## TASK PROMPT
Each entry is to be given again word for word; images are dropped.

——————————

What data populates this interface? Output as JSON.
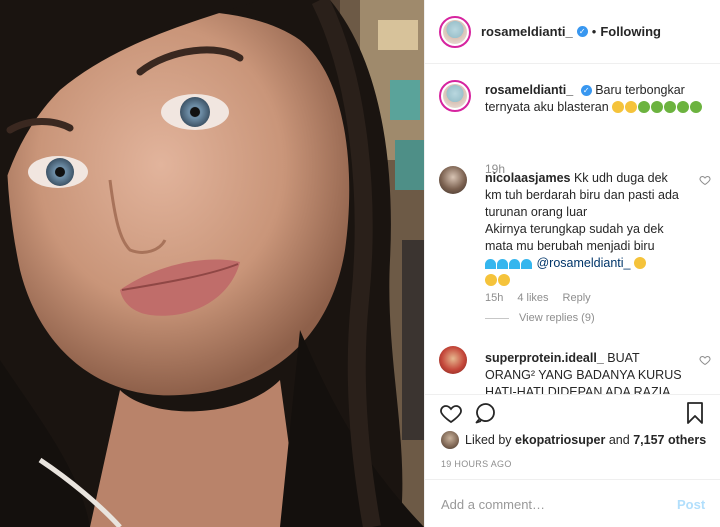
{
  "photo": {
    "alt": "selfie",
    "icon": "photo-image"
  },
  "header": {
    "username": "rosameldianti_",
    "verified_icon": "verified-badge-icon",
    "separator": "•",
    "follow_status": "Following"
  },
  "caption": {
    "username": "rosameldianti_",
    "text": "Baru terbongkar ternyata aku blasteran",
    "time": "19h"
  },
  "comments": [
    {
      "username": "nicolaasjames",
      "line1": "Kk udh duga dek km tuh berdarah biru dan pasti ada turunan orang luar",
      "line2": "Akirnya terungkap sudah ya dek mata mu berubah menjadi biru",
      "mention": "@rosameldianti_",
      "time": "15h",
      "likes": "4 likes",
      "reply": "Reply",
      "view_replies": "View replies (9)"
    },
    {
      "username": "superprotein.ideall_",
      "text": "BUAT ORANG² YANG BADANYA KURUS HATI-HATI DIDEPAN ADA RAZIA"
    }
  ],
  "actions": {
    "like_icon": "heart-icon",
    "comment_icon": "comment-icon",
    "save_icon": "bookmark-icon",
    "liked_prefix": "Liked by",
    "liked_user": "ekopatriosuper",
    "liked_and": "and",
    "liked_count": "7,157 others",
    "timestamp": "19 HOURS AGO"
  },
  "add_comment": {
    "placeholder": "Add a comment…",
    "post_label": "Post"
  },
  "colors": {
    "accent": "#3897f0",
    "post_disabled": "#b2dffc",
    "muted": "#8e8e8e"
  }
}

——————————

## SOLUTION FOR THIS PROBLEM
What data populates this interface? Output as JSON.
{
  "photo": {
    "alt": "selfie",
    "icon": "photo-image"
  },
  "header": {
    "username": "rosameldianti_",
    "verified_icon": "verified-badge-icon",
    "separator": "•",
    "follow_status": "Following"
  },
  "caption": {
    "username": "rosameldianti_",
    "text": "Baru terbongkar ternyata aku blasteran",
    "time": "19h"
  },
  "comments": [
    {
      "username": "nicolaasjames",
      "line1": "Kk udh duga dek km tuh berdarah biru dan pasti ada turunan orang luar",
      "line2": "Akirnya terungkap sudah ya dek mata mu berubah menjadi biru",
      "mention": "@rosameldianti_",
      "time": "15h",
      "likes": "4 likes",
      "reply": "Reply",
      "view_replies": "View replies (9)"
    },
    {
      "username": "superprotein.ideall_",
      "text": "BUAT ORANG² YANG BADANYA KURUS HATI-HATI DIDEPAN ADA RAZIA"
    }
  ],
  "actions": {
    "like_icon": "heart-icon",
    "comment_icon": "comment-icon",
    "save_icon": "bookmark-icon",
    "liked_prefix": "Liked by",
    "liked_user": "ekopatriosuper",
    "liked_and": "and",
    "liked_count": "7,157 others",
    "timestamp": "19 HOURS AGO"
  },
  "add_comment": {
    "placeholder": "Add a comment…",
    "post_label": "Post"
  },
  "colors": {
    "accent": "#3897f0",
    "post_disabled": "#b2dffc",
    "muted": "#8e8e8e"
  }
}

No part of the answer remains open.